[Chart and figure data]

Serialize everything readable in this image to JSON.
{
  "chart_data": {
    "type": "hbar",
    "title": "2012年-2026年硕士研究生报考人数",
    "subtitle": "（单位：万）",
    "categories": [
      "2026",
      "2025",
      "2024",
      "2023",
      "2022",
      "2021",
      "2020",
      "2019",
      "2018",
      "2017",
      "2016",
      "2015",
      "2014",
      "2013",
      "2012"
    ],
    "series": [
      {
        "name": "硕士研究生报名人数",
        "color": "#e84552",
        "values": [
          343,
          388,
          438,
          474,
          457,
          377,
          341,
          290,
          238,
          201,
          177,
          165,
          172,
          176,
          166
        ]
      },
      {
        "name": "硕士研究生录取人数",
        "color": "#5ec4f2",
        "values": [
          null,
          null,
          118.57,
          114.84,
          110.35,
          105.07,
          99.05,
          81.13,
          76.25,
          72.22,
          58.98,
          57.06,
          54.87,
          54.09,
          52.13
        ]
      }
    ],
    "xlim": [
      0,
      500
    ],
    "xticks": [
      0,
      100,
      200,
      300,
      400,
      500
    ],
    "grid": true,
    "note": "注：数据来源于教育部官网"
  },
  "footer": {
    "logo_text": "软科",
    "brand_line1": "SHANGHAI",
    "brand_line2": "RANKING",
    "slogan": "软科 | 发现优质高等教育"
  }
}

◆ What is needed
Please give back all of the records exactly as written.

◆ Written answer
Serialize everything readable in this image to JSON.
{
  "chart_data": {
    "type": "hbar",
    "title": "2012年-2026年硕士研究生报考人数",
    "subtitle": "（单位：万）",
    "categories": [
      "2026",
      "2025",
      "2024",
      "2023",
      "2022",
      "2021",
      "2020",
      "2019",
      "2018",
      "2017",
      "2016",
      "2015",
      "2014",
      "2013",
      "2012"
    ],
    "series": [
      {
        "name": "硕士研究生报名人数",
        "color": "#e84552",
        "values": [
          343,
          388,
          438,
          474,
          457,
          377,
          341,
          290,
          238,
          201,
          177,
          165,
          172,
          176,
          166
        ]
      },
      {
        "name": "硕士研究生录取人数",
        "color": "#5ec4f2",
        "values": [
          null,
          null,
          118.57,
          114.84,
          110.35,
          105.07,
          99.05,
          81.13,
          76.25,
          72.22,
          58.98,
          57.06,
          54.87,
          54.09,
          52.13
        ]
      }
    ],
    "xlim": [
      0,
      500
    ],
    "xticks": [
      0,
      100,
      200,
      300,
      400,
      500
    ],
    "grid": true,
    "note": "注：数据来源于教育部官网"
  },
  "footer": {
    "logo_text": "软科",
    "brand_line1": "SHANGHAI",
    "brand_line2": "RANKING",
    "slogan": "软科 | 发现优质高等教育"
  }
}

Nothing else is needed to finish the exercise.